*Exercise goal:*
Comb through the entries for "внесетевая" and pull out each line that holds it.

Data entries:

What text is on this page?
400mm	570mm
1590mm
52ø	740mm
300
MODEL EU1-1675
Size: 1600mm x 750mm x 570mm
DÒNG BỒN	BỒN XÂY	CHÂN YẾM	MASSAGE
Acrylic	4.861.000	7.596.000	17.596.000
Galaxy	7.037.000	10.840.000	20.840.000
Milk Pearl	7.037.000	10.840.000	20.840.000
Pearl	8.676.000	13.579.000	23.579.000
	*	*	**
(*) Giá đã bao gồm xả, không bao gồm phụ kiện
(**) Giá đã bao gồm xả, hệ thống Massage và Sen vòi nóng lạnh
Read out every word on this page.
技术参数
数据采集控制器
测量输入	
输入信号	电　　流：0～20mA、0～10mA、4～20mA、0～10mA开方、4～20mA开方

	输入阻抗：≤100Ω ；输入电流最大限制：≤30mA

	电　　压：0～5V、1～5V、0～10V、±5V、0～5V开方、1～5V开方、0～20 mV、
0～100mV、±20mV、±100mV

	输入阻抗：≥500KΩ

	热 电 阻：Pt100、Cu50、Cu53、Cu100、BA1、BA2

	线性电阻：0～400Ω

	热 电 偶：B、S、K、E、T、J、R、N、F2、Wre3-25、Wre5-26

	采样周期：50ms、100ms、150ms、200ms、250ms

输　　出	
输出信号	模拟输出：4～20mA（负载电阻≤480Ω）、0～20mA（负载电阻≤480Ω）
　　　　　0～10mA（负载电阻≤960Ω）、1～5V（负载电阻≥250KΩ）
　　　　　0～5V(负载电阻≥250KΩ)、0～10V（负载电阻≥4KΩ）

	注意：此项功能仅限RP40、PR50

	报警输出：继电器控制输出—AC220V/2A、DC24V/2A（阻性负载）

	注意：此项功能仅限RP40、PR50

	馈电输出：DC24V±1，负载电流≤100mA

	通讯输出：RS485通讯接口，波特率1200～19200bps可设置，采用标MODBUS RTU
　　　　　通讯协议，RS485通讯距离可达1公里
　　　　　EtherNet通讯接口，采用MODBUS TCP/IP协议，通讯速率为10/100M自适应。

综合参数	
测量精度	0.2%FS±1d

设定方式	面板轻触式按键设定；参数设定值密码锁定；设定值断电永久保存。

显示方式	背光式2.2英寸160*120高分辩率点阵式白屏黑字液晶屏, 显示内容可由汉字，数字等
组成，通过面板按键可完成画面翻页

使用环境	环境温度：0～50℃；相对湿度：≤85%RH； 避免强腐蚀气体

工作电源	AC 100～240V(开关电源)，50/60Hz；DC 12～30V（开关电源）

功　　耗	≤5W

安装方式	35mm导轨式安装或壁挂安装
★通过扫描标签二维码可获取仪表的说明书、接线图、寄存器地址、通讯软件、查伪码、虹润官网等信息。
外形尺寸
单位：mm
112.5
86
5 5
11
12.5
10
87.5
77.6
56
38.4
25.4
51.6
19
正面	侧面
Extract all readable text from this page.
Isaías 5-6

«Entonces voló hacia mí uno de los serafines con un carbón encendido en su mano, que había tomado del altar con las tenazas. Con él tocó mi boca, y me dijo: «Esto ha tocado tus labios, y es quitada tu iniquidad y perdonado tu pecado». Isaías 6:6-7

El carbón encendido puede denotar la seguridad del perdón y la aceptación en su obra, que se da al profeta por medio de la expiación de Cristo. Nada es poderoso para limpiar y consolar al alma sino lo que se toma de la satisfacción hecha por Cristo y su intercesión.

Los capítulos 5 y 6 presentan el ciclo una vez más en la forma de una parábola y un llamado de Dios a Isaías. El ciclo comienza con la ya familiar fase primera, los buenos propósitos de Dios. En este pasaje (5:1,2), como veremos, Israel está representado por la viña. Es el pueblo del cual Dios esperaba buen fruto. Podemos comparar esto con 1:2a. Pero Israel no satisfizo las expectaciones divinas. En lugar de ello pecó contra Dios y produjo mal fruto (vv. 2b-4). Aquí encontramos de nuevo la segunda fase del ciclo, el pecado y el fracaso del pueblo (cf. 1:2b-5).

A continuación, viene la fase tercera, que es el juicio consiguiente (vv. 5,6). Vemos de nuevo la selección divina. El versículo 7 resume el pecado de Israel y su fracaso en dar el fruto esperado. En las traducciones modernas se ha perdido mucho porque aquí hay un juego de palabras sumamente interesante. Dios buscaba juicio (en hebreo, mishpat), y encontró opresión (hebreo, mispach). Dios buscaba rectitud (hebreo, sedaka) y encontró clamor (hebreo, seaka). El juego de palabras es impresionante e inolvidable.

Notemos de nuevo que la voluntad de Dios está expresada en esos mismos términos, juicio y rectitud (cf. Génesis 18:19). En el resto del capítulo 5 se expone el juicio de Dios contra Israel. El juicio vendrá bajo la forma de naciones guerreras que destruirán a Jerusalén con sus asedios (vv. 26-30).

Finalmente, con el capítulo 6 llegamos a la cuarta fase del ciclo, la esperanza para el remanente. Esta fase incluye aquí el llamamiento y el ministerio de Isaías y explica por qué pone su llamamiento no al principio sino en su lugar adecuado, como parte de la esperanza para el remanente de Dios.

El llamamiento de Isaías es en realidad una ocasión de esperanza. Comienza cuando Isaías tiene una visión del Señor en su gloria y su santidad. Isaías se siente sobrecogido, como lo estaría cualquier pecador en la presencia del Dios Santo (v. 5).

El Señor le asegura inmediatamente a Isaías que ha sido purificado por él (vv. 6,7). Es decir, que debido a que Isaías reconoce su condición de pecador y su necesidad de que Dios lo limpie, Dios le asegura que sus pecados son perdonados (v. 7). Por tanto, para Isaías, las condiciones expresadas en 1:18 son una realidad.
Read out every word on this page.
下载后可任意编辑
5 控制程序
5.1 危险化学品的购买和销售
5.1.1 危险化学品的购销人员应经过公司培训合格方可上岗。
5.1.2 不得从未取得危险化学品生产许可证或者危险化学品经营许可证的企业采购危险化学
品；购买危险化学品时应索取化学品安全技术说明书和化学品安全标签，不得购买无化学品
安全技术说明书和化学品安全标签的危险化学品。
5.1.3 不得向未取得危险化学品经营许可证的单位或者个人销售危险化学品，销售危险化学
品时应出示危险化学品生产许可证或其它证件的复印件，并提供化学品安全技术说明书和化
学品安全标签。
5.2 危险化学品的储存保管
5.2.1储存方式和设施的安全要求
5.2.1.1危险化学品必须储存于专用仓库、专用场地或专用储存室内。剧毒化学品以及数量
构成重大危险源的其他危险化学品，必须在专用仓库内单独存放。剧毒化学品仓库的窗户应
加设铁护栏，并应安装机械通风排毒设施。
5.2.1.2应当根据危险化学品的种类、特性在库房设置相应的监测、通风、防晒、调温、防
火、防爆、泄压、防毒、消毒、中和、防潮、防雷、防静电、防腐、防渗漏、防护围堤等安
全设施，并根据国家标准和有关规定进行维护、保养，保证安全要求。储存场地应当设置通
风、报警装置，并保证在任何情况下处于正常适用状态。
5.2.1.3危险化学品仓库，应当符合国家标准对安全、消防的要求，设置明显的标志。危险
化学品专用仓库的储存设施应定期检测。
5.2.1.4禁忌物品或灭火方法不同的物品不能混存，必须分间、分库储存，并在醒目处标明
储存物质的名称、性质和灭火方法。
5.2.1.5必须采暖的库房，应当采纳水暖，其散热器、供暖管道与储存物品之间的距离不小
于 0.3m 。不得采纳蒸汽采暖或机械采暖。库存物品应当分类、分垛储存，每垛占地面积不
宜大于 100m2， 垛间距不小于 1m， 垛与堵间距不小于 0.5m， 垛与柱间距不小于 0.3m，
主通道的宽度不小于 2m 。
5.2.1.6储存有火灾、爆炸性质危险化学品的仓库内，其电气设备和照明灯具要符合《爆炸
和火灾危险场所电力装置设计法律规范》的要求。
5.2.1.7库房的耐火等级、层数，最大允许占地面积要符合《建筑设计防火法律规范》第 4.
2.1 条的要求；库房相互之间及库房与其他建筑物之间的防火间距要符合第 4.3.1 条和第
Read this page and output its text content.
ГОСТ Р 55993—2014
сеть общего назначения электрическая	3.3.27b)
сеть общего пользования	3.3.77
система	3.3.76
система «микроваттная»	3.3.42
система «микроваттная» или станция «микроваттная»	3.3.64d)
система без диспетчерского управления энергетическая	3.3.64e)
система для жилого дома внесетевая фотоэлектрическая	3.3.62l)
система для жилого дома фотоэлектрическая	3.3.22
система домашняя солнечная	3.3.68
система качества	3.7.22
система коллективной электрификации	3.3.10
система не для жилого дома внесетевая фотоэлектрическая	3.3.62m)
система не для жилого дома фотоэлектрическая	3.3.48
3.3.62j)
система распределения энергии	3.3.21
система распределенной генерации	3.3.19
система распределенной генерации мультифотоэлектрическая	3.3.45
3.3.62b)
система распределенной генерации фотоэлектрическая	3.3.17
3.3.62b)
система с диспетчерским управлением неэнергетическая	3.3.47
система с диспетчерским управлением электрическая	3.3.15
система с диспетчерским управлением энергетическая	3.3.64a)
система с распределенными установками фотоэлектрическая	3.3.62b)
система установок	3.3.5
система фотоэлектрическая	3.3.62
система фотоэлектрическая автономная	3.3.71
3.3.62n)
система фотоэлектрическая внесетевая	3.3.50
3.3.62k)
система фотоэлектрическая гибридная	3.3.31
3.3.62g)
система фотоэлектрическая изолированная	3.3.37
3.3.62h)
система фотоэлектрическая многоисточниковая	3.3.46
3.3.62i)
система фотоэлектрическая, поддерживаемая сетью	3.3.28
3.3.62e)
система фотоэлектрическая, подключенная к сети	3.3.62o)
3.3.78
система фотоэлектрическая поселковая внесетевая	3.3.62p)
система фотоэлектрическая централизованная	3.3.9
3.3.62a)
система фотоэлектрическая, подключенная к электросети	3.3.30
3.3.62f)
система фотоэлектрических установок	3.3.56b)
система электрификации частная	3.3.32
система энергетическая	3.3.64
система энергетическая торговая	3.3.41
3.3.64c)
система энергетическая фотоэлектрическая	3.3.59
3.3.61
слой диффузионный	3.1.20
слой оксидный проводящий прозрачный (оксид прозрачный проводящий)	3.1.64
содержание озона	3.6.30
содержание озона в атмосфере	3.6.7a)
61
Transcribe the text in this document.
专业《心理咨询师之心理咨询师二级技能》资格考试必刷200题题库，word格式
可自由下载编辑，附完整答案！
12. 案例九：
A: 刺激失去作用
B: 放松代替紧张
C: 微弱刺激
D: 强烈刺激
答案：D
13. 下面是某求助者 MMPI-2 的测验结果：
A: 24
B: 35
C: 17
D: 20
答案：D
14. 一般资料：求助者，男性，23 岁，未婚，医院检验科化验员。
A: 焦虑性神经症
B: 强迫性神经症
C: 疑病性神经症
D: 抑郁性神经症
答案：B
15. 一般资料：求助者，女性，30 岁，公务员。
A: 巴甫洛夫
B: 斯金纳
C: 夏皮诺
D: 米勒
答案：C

*Response:*
система для жилого дома внесетевая фотоэлектрическая	3.3.62l)
система не для жилого дома внесетевая фотоэлектрическая	3.3.62m)
система фотоэлектрическая внесетевая	3.3.50
система фотоэлектрическая поселковая внесетевая	3.3.62p)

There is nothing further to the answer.